THE REQUEST:
Render each line of the records below as a string in a JSON list, omitting any blank lines.

[Collected data entries]
━━━━━━
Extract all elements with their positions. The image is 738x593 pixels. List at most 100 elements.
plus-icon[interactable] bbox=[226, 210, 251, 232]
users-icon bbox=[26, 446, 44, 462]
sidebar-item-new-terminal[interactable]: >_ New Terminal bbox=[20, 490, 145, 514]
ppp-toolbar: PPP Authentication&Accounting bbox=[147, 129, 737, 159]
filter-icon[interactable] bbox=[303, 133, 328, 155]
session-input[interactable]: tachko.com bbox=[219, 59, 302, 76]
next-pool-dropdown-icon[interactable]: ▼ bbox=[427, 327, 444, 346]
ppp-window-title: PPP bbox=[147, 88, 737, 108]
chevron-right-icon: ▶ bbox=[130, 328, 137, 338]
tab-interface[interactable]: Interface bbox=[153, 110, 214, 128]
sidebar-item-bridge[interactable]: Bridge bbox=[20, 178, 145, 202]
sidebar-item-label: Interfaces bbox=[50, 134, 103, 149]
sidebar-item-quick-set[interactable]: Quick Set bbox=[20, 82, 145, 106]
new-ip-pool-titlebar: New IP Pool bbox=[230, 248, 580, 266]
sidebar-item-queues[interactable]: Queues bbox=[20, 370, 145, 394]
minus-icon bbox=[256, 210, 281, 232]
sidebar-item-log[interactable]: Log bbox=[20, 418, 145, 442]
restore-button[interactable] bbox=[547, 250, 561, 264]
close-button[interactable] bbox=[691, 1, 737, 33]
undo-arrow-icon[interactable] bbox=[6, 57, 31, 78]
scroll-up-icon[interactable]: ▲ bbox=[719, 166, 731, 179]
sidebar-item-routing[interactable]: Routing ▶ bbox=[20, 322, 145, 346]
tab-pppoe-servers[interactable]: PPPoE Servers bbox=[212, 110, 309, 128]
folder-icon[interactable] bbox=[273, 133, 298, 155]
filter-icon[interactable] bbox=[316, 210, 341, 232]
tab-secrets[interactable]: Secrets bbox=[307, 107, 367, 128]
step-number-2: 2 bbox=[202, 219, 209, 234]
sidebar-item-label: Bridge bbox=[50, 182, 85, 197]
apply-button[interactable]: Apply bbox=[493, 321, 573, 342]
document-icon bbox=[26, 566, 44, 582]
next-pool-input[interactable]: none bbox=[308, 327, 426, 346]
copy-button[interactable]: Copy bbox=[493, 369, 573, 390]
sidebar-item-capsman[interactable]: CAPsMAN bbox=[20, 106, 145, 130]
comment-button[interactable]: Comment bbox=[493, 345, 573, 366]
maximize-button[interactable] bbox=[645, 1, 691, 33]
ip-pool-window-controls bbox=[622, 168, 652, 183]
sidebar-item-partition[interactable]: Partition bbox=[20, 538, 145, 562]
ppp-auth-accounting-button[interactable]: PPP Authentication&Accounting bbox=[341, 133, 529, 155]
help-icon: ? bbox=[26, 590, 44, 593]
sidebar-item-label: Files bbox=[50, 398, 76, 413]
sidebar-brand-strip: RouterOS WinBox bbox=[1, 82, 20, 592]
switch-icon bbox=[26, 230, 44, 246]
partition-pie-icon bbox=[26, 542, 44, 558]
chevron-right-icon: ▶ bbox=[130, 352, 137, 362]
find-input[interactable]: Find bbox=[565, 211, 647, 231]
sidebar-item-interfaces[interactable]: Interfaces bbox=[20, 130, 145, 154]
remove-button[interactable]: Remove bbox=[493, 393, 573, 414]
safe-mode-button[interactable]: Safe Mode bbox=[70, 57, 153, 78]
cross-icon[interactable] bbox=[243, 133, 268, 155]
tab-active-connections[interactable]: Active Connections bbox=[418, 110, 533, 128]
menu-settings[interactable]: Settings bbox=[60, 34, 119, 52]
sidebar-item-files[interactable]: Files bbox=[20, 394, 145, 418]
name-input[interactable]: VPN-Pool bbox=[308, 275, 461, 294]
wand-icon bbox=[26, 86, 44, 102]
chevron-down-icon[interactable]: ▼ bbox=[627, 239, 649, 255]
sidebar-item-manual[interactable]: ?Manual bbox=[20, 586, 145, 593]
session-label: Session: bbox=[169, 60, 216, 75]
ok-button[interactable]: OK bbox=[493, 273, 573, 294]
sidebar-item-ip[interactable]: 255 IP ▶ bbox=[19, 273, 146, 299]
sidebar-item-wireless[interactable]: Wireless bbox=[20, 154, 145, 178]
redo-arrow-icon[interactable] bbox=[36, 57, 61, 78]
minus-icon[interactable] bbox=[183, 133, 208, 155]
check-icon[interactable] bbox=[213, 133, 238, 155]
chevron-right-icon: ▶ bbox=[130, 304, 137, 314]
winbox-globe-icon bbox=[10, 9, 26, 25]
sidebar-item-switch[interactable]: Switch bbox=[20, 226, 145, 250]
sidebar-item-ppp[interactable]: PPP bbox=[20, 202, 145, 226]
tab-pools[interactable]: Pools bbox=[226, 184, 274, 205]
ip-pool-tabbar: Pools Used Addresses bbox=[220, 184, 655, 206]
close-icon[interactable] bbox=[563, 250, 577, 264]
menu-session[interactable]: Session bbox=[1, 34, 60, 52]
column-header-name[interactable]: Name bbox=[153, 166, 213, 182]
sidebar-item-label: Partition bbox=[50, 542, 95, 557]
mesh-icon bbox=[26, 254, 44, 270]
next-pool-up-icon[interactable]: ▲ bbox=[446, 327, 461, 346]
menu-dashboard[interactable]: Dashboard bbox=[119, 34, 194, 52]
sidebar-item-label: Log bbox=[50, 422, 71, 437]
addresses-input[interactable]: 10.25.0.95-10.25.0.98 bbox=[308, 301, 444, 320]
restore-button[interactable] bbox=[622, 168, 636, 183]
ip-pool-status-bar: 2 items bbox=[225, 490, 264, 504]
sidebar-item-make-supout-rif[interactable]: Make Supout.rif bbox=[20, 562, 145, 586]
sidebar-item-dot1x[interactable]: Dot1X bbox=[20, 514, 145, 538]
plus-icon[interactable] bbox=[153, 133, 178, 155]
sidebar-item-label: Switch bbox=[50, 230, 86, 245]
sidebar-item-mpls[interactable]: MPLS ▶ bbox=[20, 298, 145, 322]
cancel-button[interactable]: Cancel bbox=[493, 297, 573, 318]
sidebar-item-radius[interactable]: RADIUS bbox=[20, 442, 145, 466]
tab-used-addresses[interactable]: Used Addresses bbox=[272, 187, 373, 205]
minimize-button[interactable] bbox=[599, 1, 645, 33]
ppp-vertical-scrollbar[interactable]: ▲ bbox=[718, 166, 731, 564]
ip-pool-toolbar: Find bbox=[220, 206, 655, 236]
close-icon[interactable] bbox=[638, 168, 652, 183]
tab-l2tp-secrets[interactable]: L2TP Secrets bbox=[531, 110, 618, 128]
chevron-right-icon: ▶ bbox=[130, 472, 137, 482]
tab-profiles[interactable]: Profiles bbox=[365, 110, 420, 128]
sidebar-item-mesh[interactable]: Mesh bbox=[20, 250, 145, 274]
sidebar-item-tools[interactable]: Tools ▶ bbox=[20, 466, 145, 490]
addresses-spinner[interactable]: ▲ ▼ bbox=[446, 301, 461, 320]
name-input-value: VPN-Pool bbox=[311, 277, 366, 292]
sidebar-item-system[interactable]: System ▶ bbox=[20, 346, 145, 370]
━━━━━━
FULL OUTPUT:
[
  "Extract all elements with their positions. The image is 738x593 pixels. List at most 100 elements.",
  "plus-icon[interactable] bbox=[226, 210, 251, 232]",
  "users-icon bbox=[26, 446, 44, 462]",
  "sidebar-item-new-terminal[interactable]: >_ New Terminal bbox=[20, 490, 145, 514]",
  "ppp-toolbar: PPP Authentication&Accounting bbox=[147, 129, 737, 159]",
  "filter-icon[interactable] bbox=[303, 133, 328, 155]",
  "session-input[interactable]: tachko.com bbox=[219, 59, 302, 76]",
  "next-pool-dropdown-icon[interactable]: ▼ bbox=[427, 327, 444, 346]",
  "ppp-window-title: PPP bbox=[147, 88, 737, 108]",
  "chevron-right-icon: ▶ bbox=[130, 328, 137, 338]",
  "tab-interface[interactable]: Interface bbox=[153, 110, 214, 128]",
  "sidebar-item-bridge[interactable]: Bridge bbox=[20, 178, 145, 202]",
  "sidebar-item-label: Interfaces bbox=[50, 134, 103, 149]",
  "sidebar-item-quick-set[interactable]: Quick Set bbox=[20, 82, 145, 106]",
  "new-ip-pool-titlebar: New IP Pool bbox=[230, 248, 580, 266]",
  "sidebar-item-queues[interactable]: Queues bbox=[20, 370, 145, 394]",
  "minus-icon bbox=[256, 210, 281, 232]",
  "sidebar-item-log[interactable]: Log bbox=[20, 418, 145, 442]",
  "restore-button[interactable] bbox=[547, 250, 561, 264]",
  "close-button[interactable] bbox=[691, 1, 737, 33]",
  "undo-arrow-icon[interactable] bbox=[6, 57, 31, 78]",
  "scroll-up-icon[interactable]: ▲ bbox=[719, 166, 731, 179]",
  "sidebar-item-routing[interactable]: Routing ▶ bbox=[20, 322, 145, 346]",
  "tab-pppoe-servers[interactable]: PPPoE Servers bbox=[212, 110, 309, 128]",
  "folder-icon[interactable] bbox=[273, 133, 298, 155]",
  "filter-icon[interactable] bbox=[316, 210, 341, 232]",
  "tab-secrets[interactable]: Secrets bbox=[307, 107, 367, 128]",
  "step-number-2: 2 bbox=[202, 219, 209, 234]",
  "sidebar-item-label: Bridge bbox=[50, 182, 85, 197]",
  "apply-button[interactable]: Apply bbox=[493, 321, 573, 342]",
  "document-icon bbox=[26, 566, 44, 582]",
  "next-pool-input[interactable]: none bbox=[308, 327, 426, 346]",
  "copy-button[interactable]: Copy bbox=[493, 369, 573, 390]",
  "sidebar-item-capsman[interactable]: CAPsMAN bbox=[20, 106, 145, 130]",
  "comment-button[interactable]: Comment bbox=[493, 345, 573, 366]",
  "maximize-button[interactable] bbox=[645, 1, 691, 33]",
  "ip-pool-window-controls bbox=[622, 168, 652, 183]",
  "sidebar-item-partition[interactable]: Partition bbox=[20, 538, 145, 562]",
  "ppp-auth-accounting-button[interactable]: PPP Authentication&Accounting bbox=[341, 133, 529, 155]",
  "help-icon: ? bbox=[26, 590, 44, 593]",
  "sidebar-item-label: Files bbox=[50, 398, 76, 413]",
  "sidebar-brand-strip: RouterOS WinBox bbox=[1, 82, 20, 592]",
  "switch-icon bbox=[26, 230, 44, 246]",
  "partition-pie-icon bbox=[26, 542, 44, 558]",
  "chevron-right-icon: ▶ bbox=[130, 352, 137, 362]",
  "find-input[interactable]: Find bbox=[565, 211, 647, 231]",
  "sidebar-item-interfaces[interactable]: Interfaces bbox=[20, 130, 145, 154]",
  "remove-button[interactable]: Remove bbox=[493, 393, 573, 414]",
  "safe-mode-button[interactable]: Safe Mode bbox=[70, 57, 153, 78]",
  "cross-icon[interactable] bbox=[243, 133, 268, 155]",
  "tab-active-connections[interactable]: Active Connections bbox=[418, 110, 533, 128]",
  "menu-settings[interactable]: Settings bbox=[60, 34, 119, 52]",
  "sidebar-item-files[interactable]: Files bbox=[20, 394, 145, 418]",
  "name-input[interactable]: VPN-Pool bbox=[308, 275, 461, 294]",
  "wand-icon bbox=[26, 86, 44, 102]",
  "chevron-down-icon[interactable]: ▼ bbox=[627, 239, 649, 255]",
  "sidebar-item-manual[interactable]: ?Manual bbox=[20, 586, 145, 593]",
  "session-label: Session: bbox=[169, 60, 216, 75]",
  "ok-button[interactable]: OK bbox=[493, 273, 573, 294]",
  "sidebar-item-ip[interactable]: 255 IP ▶ bbox=[19, 273, 146, 299]",
  "sidebar-item-wireless[interactable]: Wireless bbox=[20, 154, 145, 178]",
  "redo-arrow-icon[interactable] bbox=[36, 57, 61, 78]",
  "minus-icon[interactable] bbox=[183, 133, 208, 155]",
  "check-icon[interactable] bbox=[213, 133, 238, 155]",
  "chevron-right-icon: ▶ bbox=[130, 304, 137, 314]",
  "winbox-globe-icon bbox=[10, 9, 26, 25]",
  "sidebar-item-switch[interactable]: Switch bbox=[20, 226, 145, 250]",
  "sidebar-item-ppp[interactable]: PPP bbox=[20, 202, 145, 226]",
  "tab-pools[interactable]: Pools bbox=[226, 184, 274, 205]",
  "ip-pool-tabbar: Pools Used Addresses bbox=[220, 184, 655, 206]",
  "close-icon[interactable] bbox=[563, 250, 577, 264]",
  "menu-session[interactable]: Session bbox=[1, 34, 60, 52]",
  "column-header-name[interactable]: Name bbox=[153, 166, 213, 182]",
  "sidebar-item-label: Partition bbox=[50, 542, 95, 557]",
  "mesh-icon bbox=[26, 254, 44, 270]",
  "next-pool-up-icon[interactable]: ▲ bbox=[446, 327, 461, 346]",
  "menu-dashboard[interactable]: Dashboard bbox=[119, 34, 194, 52]",
  "sidebar-item-label: Log bbox=[50, 422, 71, 437]",
  "addresses-input[interactable]: 10.25.0.95-10.25.0.98 bbox=[308, 301, 444, 320]",
  "restore-button[interactable] bbox=[622, 168, 636, 183]",
  "ip-pool-status-bar: 2 items bbox=[225, 490, 264, 504]",
  "sidebar-item-make-supout-rif[interactable]: Make Supout.rif bbox=[20, 562, 145, 586]",
  "sidebar-item-dot1x[interactable]: Dot1X bbox=[20, 514, 145, 538]",
  "plus-icon[interactable] bbox=[153, 133, 178, 155]",
  "sidebar-item-label: Switch bbox=[50, 230, 86, 245]",
  "sidebar-item-mpls[interactable]: MPLS ▶ bbox=[20, 298, 145, 322]",
  "cancel-button[interactable]: Cancel bbox=[493, 297, 573, 318]",
  "sidebar-item-radius[interactable]: RADIUS bbox=[20, 442, 145, 466]",
  "tab-used-addresses[interactable]: Used Addresses bbox=[272, 187, 373, 205]",
  "minimize-button[interactable] bbox=[599, 1, 645, 33]",
  "ppp-vertical-scrollbar[interactable]: ▲ bbox=[718, 166, 731, 564]",
  "ip-pool-toolbar: Find bbox=[220, 206, 655, 236]",
  "close-icon[interactable] bbox=[638, 168, 652, 183]",
  "tab-l2tp-secrets[interactable]: L2TP Secrets bbox=[531, 110, 618, 128]",
  "chevron-right-icon: ▶ bbox=[130, 472, 137, 482]",
  "tab-profiles[interactable]: Profiles bbox=[365, 110, 420, 128]",
  "sidebar-item-mesh[interactable]: Mesh bbox=[20, 250, 145, 274]",
  "sidebar-item-tools[interactable]: Tools ▶ bbox=[20, 466, 145, 490]",
  "addresses-spinner[interactable]: ▲ ▼ bbox=[446, 301, 461, 320]",
  "name-input-value: VPN-Pool bbox=[311, 277, 366, 292]",
  "sidebar-item-system[interactable]: System ▶ bbox=[20, 346, 145, 370]"
]